_Exercise description_: Go through the entries below and collect each line with the string "sont" in it.

(Collected data entries)
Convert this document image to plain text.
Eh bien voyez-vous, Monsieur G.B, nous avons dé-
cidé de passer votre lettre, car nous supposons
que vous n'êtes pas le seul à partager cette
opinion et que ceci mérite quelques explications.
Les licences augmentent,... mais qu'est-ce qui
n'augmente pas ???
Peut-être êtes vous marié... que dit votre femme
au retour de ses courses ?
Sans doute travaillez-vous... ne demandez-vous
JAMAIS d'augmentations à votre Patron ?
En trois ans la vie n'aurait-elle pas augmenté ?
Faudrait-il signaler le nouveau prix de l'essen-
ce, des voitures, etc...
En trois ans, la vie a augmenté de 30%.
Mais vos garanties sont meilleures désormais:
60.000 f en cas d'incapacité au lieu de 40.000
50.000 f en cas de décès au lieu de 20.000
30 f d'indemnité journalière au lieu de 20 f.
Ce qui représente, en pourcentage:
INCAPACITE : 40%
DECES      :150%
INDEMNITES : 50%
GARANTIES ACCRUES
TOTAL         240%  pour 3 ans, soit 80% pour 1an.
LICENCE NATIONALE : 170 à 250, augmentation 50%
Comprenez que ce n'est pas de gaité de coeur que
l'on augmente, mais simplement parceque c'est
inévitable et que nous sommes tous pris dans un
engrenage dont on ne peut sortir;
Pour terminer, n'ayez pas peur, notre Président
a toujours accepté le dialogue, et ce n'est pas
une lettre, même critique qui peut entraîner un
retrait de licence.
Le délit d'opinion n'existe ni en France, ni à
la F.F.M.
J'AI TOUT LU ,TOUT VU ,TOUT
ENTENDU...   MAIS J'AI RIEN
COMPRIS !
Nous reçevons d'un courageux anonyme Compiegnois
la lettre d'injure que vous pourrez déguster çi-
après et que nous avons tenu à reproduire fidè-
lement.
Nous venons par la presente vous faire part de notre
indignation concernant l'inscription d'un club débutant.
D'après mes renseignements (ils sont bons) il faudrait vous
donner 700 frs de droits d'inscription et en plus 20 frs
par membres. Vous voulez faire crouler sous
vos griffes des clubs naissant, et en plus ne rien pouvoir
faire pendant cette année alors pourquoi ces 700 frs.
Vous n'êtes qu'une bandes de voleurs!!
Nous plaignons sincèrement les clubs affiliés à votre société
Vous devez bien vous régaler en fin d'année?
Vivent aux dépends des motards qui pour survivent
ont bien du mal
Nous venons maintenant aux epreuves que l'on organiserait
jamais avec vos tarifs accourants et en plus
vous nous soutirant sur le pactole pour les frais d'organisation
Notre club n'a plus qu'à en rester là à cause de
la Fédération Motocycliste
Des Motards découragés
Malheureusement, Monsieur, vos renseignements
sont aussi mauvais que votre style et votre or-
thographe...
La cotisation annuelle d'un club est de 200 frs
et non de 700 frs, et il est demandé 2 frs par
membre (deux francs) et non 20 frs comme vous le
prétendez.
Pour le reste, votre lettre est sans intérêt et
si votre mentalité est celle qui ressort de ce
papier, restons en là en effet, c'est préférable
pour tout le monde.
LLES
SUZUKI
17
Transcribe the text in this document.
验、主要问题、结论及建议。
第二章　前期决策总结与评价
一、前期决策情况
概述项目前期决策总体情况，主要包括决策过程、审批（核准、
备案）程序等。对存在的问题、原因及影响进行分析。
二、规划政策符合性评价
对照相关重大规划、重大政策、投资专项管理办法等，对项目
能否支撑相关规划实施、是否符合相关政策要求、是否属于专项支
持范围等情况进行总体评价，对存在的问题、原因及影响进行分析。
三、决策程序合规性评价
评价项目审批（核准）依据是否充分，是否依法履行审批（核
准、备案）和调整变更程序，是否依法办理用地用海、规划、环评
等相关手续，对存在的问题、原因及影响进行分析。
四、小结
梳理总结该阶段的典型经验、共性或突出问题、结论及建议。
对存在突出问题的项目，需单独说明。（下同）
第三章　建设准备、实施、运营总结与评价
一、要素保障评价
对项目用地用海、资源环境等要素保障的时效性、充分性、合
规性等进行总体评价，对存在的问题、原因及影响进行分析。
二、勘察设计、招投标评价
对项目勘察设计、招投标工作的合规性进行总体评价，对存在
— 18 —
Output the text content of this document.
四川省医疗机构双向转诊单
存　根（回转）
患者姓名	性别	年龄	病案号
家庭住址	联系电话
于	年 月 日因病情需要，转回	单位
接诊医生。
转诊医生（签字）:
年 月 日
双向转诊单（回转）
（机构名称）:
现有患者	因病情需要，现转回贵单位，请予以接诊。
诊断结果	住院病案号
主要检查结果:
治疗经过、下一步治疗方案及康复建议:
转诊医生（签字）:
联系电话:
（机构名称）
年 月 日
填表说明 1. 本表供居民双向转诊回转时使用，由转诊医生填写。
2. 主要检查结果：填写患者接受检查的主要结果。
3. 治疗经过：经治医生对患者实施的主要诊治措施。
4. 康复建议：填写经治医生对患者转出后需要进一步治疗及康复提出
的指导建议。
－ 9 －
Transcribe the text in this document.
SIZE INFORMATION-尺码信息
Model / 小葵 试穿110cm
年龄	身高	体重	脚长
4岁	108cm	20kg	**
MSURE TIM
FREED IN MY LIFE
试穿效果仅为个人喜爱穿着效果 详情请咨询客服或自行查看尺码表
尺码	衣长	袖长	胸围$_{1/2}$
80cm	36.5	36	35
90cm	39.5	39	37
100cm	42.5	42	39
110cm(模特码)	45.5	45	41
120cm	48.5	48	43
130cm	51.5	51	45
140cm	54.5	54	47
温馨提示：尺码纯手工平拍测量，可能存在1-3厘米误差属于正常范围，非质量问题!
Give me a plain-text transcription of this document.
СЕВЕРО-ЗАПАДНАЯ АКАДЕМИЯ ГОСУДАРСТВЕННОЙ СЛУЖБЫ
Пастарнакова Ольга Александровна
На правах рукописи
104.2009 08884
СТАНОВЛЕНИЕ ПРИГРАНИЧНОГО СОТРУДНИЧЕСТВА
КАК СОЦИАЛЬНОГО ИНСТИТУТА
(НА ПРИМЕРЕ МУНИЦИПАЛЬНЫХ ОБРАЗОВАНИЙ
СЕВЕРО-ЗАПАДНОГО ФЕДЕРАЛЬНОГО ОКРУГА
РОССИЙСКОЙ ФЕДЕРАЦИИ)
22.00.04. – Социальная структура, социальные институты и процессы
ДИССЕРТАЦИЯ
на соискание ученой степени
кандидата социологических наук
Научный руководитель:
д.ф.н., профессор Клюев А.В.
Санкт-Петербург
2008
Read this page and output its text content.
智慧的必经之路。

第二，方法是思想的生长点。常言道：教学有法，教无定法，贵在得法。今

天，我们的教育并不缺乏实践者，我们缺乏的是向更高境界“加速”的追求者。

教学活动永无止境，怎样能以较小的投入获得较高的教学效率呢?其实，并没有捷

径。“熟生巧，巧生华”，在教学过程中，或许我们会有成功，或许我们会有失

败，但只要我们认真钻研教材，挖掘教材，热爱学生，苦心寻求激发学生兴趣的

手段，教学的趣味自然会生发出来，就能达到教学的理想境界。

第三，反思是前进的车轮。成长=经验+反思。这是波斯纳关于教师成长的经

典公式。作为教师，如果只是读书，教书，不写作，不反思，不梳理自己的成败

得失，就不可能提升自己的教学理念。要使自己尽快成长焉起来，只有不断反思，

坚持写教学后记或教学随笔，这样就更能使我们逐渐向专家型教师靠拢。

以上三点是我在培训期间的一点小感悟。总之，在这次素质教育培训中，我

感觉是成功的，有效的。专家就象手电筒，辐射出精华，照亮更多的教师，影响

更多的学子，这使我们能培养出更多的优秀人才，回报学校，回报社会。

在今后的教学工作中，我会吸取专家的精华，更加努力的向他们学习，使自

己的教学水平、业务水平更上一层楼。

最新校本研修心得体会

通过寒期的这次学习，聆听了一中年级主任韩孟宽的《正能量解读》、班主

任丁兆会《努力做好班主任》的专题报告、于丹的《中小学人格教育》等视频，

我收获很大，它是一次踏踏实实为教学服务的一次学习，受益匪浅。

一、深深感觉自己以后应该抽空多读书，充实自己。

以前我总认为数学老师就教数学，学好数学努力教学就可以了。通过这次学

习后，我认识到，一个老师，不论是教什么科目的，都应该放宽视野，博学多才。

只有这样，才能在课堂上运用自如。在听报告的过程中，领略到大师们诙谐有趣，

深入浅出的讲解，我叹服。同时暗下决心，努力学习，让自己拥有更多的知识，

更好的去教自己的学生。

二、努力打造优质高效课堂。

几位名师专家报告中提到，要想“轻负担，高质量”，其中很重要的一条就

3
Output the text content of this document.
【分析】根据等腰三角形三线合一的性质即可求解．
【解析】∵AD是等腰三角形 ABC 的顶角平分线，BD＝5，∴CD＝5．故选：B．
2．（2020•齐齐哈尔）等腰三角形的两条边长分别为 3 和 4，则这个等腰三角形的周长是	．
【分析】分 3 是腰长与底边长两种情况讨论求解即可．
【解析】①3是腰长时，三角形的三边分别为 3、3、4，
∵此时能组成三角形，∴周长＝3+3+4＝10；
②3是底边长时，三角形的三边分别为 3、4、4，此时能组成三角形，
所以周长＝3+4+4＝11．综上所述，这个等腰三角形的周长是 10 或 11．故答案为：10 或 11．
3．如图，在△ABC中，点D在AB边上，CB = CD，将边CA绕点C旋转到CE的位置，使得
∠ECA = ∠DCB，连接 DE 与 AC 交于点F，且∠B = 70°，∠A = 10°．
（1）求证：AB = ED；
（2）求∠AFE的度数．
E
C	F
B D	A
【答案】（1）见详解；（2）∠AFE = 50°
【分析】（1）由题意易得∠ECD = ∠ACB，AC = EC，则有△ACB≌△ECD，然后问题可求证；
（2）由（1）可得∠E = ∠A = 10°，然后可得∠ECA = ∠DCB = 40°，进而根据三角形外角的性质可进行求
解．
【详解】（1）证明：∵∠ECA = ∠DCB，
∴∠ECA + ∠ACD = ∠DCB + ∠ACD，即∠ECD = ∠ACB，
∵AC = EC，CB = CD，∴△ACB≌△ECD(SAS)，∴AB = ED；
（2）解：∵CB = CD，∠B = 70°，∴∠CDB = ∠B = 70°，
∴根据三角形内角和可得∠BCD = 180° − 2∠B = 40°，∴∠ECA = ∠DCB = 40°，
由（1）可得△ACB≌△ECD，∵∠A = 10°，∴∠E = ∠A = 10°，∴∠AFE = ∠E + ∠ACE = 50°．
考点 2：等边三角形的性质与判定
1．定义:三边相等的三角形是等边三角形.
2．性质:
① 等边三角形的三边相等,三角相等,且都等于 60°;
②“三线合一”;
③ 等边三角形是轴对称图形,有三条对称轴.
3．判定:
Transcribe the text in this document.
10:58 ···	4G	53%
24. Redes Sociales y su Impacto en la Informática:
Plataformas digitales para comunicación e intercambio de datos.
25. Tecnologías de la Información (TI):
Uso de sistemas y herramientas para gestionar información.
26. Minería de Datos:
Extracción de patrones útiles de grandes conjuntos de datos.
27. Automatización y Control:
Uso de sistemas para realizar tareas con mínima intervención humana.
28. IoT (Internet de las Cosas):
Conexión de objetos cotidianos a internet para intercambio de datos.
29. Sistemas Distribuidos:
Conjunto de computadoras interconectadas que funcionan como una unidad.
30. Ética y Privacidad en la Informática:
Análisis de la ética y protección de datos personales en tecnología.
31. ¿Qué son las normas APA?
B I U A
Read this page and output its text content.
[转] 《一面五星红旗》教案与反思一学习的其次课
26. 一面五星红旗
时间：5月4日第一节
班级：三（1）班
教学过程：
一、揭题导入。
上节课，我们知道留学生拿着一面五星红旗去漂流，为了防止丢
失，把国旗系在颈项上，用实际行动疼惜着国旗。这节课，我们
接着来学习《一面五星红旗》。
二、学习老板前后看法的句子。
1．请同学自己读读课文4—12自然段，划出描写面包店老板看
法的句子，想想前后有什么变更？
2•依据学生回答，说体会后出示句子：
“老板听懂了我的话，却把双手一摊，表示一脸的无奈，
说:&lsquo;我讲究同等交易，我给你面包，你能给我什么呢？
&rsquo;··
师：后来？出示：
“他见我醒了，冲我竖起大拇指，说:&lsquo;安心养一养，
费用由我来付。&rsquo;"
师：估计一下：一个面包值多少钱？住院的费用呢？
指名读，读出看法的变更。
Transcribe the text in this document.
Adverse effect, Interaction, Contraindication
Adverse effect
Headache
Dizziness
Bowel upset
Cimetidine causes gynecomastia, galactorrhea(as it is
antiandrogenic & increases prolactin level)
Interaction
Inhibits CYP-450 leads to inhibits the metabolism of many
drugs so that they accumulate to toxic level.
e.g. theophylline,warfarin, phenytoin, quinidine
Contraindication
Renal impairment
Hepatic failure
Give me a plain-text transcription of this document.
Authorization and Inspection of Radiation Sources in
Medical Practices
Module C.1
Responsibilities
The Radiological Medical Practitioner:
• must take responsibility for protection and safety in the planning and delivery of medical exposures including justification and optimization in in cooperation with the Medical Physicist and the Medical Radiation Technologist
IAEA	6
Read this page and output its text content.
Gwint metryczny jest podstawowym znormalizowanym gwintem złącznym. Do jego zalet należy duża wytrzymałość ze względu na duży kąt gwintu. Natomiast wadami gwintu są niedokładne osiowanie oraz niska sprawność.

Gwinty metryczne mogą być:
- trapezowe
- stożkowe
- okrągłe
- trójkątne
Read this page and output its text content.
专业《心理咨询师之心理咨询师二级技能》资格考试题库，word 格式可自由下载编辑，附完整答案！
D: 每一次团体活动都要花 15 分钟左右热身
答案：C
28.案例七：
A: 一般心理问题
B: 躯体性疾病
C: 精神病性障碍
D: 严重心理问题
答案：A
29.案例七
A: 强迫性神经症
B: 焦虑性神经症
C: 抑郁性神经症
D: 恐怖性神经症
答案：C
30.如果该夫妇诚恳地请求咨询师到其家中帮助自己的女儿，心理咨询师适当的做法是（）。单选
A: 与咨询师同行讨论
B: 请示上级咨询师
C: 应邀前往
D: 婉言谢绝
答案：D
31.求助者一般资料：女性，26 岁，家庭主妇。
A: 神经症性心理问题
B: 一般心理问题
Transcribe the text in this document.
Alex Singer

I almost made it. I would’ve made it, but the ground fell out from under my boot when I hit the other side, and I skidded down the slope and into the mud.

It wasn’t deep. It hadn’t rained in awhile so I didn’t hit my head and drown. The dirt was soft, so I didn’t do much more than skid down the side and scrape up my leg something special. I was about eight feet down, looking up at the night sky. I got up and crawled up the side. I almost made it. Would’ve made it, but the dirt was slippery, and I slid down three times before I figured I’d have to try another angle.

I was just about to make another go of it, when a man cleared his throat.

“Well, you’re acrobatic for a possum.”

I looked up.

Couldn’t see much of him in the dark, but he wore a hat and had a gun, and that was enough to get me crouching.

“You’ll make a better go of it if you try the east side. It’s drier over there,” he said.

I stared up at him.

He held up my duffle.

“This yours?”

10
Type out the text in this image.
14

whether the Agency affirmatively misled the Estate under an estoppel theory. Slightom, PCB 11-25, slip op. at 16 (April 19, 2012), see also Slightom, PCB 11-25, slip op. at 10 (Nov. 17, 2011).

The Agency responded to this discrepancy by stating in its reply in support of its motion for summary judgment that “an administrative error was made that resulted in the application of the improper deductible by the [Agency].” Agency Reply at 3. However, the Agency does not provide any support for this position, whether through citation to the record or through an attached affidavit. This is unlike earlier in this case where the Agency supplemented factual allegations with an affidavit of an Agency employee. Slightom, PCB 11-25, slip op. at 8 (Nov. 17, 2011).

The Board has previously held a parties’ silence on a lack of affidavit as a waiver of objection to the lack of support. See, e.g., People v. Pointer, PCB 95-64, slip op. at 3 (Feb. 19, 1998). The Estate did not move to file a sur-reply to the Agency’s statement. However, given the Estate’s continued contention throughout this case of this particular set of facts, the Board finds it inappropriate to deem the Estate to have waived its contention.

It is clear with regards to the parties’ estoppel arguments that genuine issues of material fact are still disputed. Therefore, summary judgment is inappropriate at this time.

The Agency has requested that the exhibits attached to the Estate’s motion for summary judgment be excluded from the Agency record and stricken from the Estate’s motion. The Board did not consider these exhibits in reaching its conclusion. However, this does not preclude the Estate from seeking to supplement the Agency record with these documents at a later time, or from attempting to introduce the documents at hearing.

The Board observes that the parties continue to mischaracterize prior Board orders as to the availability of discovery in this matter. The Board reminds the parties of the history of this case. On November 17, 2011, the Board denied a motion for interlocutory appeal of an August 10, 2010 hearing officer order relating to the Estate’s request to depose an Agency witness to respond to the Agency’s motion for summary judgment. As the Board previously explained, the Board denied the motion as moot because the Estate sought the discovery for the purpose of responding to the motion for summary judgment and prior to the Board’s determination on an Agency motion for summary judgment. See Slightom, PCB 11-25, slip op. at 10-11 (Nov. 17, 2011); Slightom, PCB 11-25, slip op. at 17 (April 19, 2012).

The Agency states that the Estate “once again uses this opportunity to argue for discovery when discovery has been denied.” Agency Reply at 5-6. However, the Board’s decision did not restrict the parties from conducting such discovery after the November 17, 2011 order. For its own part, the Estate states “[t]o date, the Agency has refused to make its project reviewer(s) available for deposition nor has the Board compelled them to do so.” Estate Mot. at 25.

_Solution to the exercise_:
Mais vos garanties sont meilleures désormais:
D'après mes renseignements (ils sont bons) il faudrait vous
sont aussi mauvais que votre style et votre or-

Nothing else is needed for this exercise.